──────── Supplied data

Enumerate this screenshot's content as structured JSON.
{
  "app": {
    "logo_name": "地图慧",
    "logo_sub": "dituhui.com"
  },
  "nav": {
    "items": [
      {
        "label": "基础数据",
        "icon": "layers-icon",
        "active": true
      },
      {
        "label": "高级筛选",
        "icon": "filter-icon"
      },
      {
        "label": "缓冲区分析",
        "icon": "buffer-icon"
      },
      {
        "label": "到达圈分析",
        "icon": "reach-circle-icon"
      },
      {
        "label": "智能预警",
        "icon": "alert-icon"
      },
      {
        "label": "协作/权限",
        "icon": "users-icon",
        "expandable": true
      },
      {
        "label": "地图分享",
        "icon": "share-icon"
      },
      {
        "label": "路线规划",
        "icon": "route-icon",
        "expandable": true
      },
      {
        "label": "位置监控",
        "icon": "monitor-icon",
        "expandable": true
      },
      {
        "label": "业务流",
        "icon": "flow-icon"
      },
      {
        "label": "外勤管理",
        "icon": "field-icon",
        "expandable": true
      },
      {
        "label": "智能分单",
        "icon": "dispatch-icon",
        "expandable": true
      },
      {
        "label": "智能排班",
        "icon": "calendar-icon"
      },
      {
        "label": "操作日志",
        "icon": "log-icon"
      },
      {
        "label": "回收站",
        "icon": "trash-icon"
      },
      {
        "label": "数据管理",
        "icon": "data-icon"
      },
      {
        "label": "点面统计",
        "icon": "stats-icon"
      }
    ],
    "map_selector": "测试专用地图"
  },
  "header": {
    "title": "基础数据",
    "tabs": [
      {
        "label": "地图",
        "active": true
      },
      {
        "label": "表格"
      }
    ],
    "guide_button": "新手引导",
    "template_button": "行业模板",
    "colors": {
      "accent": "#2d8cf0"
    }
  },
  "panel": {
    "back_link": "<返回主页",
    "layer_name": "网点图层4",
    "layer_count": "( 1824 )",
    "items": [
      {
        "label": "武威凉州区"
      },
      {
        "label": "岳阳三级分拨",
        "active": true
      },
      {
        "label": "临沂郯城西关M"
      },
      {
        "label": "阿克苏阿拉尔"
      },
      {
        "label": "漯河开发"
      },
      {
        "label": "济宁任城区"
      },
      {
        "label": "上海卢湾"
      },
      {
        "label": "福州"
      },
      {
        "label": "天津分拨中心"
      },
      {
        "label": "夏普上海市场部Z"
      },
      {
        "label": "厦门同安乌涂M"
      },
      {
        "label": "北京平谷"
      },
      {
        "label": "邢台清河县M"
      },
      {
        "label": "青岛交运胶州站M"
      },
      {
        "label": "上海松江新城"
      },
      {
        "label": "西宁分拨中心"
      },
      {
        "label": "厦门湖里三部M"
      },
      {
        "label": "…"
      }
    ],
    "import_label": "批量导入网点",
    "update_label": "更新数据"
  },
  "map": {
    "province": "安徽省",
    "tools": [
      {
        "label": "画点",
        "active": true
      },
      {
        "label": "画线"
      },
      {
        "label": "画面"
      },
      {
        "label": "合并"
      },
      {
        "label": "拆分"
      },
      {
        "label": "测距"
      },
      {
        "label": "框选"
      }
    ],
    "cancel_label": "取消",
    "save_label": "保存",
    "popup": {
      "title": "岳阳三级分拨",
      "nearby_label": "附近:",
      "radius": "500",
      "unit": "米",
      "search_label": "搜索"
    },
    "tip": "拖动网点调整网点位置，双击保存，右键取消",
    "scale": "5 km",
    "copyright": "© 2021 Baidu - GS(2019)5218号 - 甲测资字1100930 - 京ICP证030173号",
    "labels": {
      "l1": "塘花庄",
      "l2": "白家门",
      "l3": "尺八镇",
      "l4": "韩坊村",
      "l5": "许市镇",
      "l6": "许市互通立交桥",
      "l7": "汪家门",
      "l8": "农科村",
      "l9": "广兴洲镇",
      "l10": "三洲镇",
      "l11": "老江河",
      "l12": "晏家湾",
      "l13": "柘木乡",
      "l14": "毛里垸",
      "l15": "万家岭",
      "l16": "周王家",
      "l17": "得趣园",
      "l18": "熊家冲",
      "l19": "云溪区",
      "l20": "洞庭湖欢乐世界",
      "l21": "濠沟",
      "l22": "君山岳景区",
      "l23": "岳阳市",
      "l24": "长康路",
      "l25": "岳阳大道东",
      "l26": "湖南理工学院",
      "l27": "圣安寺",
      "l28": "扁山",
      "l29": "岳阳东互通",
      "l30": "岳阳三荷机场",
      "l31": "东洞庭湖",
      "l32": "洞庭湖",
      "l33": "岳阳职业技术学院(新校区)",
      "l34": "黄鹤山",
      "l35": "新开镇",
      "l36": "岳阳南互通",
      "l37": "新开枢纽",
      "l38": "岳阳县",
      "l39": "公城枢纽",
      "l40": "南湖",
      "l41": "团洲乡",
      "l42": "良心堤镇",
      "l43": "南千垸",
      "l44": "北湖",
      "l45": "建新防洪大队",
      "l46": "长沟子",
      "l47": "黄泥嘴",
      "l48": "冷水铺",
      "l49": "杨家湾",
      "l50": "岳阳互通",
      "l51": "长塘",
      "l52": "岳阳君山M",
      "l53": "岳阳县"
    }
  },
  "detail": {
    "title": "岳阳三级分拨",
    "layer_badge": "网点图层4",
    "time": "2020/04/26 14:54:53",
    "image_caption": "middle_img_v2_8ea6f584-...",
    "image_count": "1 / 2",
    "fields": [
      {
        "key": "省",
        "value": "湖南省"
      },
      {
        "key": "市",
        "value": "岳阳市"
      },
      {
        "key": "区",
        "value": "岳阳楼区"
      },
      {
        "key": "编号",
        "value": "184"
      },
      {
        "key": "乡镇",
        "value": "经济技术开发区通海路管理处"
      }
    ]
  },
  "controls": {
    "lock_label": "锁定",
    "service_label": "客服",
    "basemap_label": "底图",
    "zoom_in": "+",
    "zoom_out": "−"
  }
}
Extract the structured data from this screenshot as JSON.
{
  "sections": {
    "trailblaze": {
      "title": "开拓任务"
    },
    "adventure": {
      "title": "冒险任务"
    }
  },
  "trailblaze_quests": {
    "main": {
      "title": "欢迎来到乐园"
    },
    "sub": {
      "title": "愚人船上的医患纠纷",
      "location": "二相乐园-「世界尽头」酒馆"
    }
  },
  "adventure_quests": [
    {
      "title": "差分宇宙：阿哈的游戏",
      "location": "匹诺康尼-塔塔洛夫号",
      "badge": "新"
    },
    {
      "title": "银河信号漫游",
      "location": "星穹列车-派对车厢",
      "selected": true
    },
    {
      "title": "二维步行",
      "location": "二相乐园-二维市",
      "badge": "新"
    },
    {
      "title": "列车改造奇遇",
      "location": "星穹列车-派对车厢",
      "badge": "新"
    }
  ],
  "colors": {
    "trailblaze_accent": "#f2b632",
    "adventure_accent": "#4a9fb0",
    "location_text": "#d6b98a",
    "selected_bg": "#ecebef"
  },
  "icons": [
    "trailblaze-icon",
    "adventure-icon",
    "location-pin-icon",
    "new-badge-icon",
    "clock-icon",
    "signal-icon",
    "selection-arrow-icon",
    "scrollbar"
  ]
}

────────────────

Short exercise: Write every record out again, unaltered.

Exercise response:
Enumerate this screenshot's content as structured JSON.
{
  "app": {
    "logo_name": "地图慧",
    "logo_sub": "dituhui.com"
  },
  "nav": {
    "items": [
      {
        "label": "基础数据",
        "icon": "layers-icon",
        "active": true
      },
      {
        "label": "高级筛选",
        "icon": "filter-icon"
      },
      {
        "label": "缓冲区分析",
        "icon": "buffer-icon"
      },
      {
        "label": "到达圈分析",
        "icon": "reach-circle-icon"
      },
      {
        "label": "智能预警",
        "icon": "alert-icon"
      },
      {
        "label": "协作/权限",
        "icon": "users-icon",
        "expandable": true
      },
      {
        "label": "地图分享",
        "icon": "share-icon"
      },
      {
        "label": "路线规划",
        "icon": "route-icon",
        "expandable": true
      },
      {
        "label": "位置监控",
        "icon": "monitor-icon",
        "expandable": true
      },
      {
        "label": "业务流",
        "icon": "flow-icon"
      },
      {
        "label": "外勤管理",
        "icon": "field-icon",
        "expandable": true
      },
      {
        "label": "智能分单",
        "icon": "dispatch-icon",
        "expandable": true
      },
      {
        "label": "智能排班",
        "icon": "calendar-icon"
      },
      {
        "label": "操作日志",
        "icon": "log-icon"
      },
      {
        "label": "回收站",
        "icon": "trash-icon"
      },
      {
        "label": "数据管理",
        "icon": "data-icon"
      },
      {
        "label": "点面统计",
        "icon": "stats-icon"
      }
    ],
    "map_selector": "测试专用地图"
  },
  "header": {
    "title": "基础数据",
    "tabs": [
      {
        "label": "地图",
        "active": true
      },
      {
        "label": "表格"
      }
    ],
    "guide_button": "新手引导",
    "template_button": "行业模板",
    "colors": {
      "accent": "#2d8cf0"
    }
  },
  "panel": {
    "back_link": "<返回主页",
    "layer_name": "网点图层4",
    "layer_count": "( 1824 )",
    "items": [
      {
        "label": "武威凉州区"
      },
      {
        "label": "岳阳三级分拨",
        "active": true
      },
      {
        "label": "临沂郯城西关M"
      },
      {
        "label": "阿克苏阿拉尔"
      },
      {
        "label": "漯河开发"
      },
      {
        "label": "济宁任城区"
      },
      {
        "label": "上海卢湾"
      },
      {
        "label": "福州"
      },
      {
        "label": "天津分拨中心"
      },
      {
        "label": "夏普上海市场部Z"
      },
      {
        "label": "厦门同安乌涂M"
      },
      {
        "label": "北京平谷"
      },
      {
        "label": "邢台清河县M"
      },
      {
        "label": "青岛交运胶州站M"
      },
      {
        "label": "上海松江新城"
      },
      {
        "label": "西宁分拨中心"
      },
      {
        "label": "厦门湖里三部M"
      },
      {
        "label": "…"
      }
    ],
    "import_label": "批量导入网点",
    "update_label": "更新数据"
  },
  "map": {
    "province": "安徽省",
    "tools": [
      {
        "label": "画点",
        "active": true
      },
      {
        "label": "画线"
      },
      {
        "label": "画面"
      },
      {
        "label": "合并"
      },
      {
        "label": "拆分"
      },
      {
        "label": "测距"
      },
      {
        "label": "框选"
      }
    ],
    "cancel_label": "取消",
    "save_label": "保存",
    "popup": {
      "title": "岳阳三级分拨",
      "nearby_label": "附近:",
      "radius": "500",
      "unit": "米",
      "search_label": "搜索"
    },
    "tip": "拖动网点调整网点位置，双击保存，右键取消",
    "scale": "5 km",
    "copyright": "© 2021 Baidu - GS(2019)5218号 - 甲测资字1100930 - 京ICP证030173号",
    "labels": {
      "l1": "塘花庄",
      "l2": "白家门",
      "l3": "尺八镇",
      "l4": "韩坊村",
      "l5": "许市镇",
      "l6": "许市互通立交桥",
      "l7": "汪家门",
      "l8": "农科村",
      "l9": "广兴洲镇",
      "l10": "三洲镇",
      "l11": "老江河",
      "l12": "晏家湾",
      "l13": "柘木乡",
      "l14": "毛里垸",
      "l15": "万家岭",
      "l16": "周王家",
      "l17": "得趣园",
      "l18": "熊家冲",
      "l19": "云溪区",
      "l20": "洞庭湖欢乐世界",
      "l21": "濠沟",
      "l22": "君山岳景区",
      "l23": "岳阳市",
      "l24": "长康路",
      "l25": "岳阳大道东",
      "l26": "湖南理工学院",
      "l27": "圣安寺",
      "l28": "扁山",
      "l29": "岳阳东互通",
      "l30": "岳阳三荷机场",
      "l31": "东洞庭湖",
      "l32": "洞庭湖",
      "l33": "岳阳职业技术学院(新校区)",
      "l34": "黄鹤山",
      "l35": "新开镇",
      "l36": "岳阳南互通",
      "l37": "新开枢纽",
      "l38": "岳阳县",
      "l39": "公城枢纽",
      "l40": "南湖",
      "l41": "团洲乡",
      "l42": "良心堤镇",
      "l43": "南千垸",
      "l44": "北湖",
      "l45": "建新防洪大队",
      "l46": "长沟子",
      "l47": "黄泥嘴",
      "l48": "冷水铺",
      "l49": "杨家湾",
      "l50": "岳阳互通",
      "l51": "长塘",
      "l52": "岳阳君山M",
      "l53": "岳阳县"
    }
  },
  "detail": {
    "title": "岳阳三级分拨",
    "layer_badge": "网点图层4",
    "time": "2020/04/26 14:54:53",
    "image_caption": "middle_img_v2_8ea6f584-...",
    "image_count": "1 / 2",
    "fields": [
      {
        "key": "省",
        "value": "湖南省"
      },
      {
        "key": "市",
        "value": "岳阳市"
      },
      {
        "key": "区",
        "value": "岳阳楼区"
      },
      {
        "key": "编号",
        "value": "184"
      },
      {
        "key": "乡镇",
        "value": "经济技术开发区通海路管理处"
      }
    ]
  },
  "controls": {
    "lock_label": "锁定",
    "service_label": "客服",
    "basemap_label": "底图",
    "zoom_in": "+",
    "zoom_out": "−"
  }
}
Extract the structured data from this screenshot as JSON.
{
  "sections": {
    "trailblaze": {
      "title": "开拓任务"
    },
    "adventure": {
      "title": "冒险任务"
    }
  },
  "trailblaze_quests": {
    "main": {
      "title": "欢迎来到乐园"
    },
    "sub": {
      "title": "愚人船上的医患纠纷",
      "location": "二相乐园-「世界尽头」酒馆"
    }
  },
  "adventure_quests": [
    {
      "title": "差分宇宙：阿哈的游戏",
      "location": "匹诺康尼-塔塔洛夫号",
      "badge": "新"
    },
    {
      "title": "银河信号漫游",
      "location": "星穹列车-派对车厢",
      "selected": true
    },
    {
      "title": "二维步行",
      "location": "二相乐园-二维市",
      "badge": "新"
    },
    {
      "title": "列车改造奇遇",
      "location": "星穹列车-派对车厢",
      "badge": "新"
    }
  ],
  "colors": {
    "trailblaze_accent": "#f2b632",
    "adventure_accent": "#4a9fb0",
    "location_text": "#d6b98a",
    "selected_bg": "#ecebef"
  },
  "icons": [
    "trailblaze-icon",
    "adventure-icon",
    "location-pin-icon",
    "new-badge-icon",
    "clock-icon",
    "signal-icon",
    "selection-arrow-icon",
    "scrollbar"
  ]
}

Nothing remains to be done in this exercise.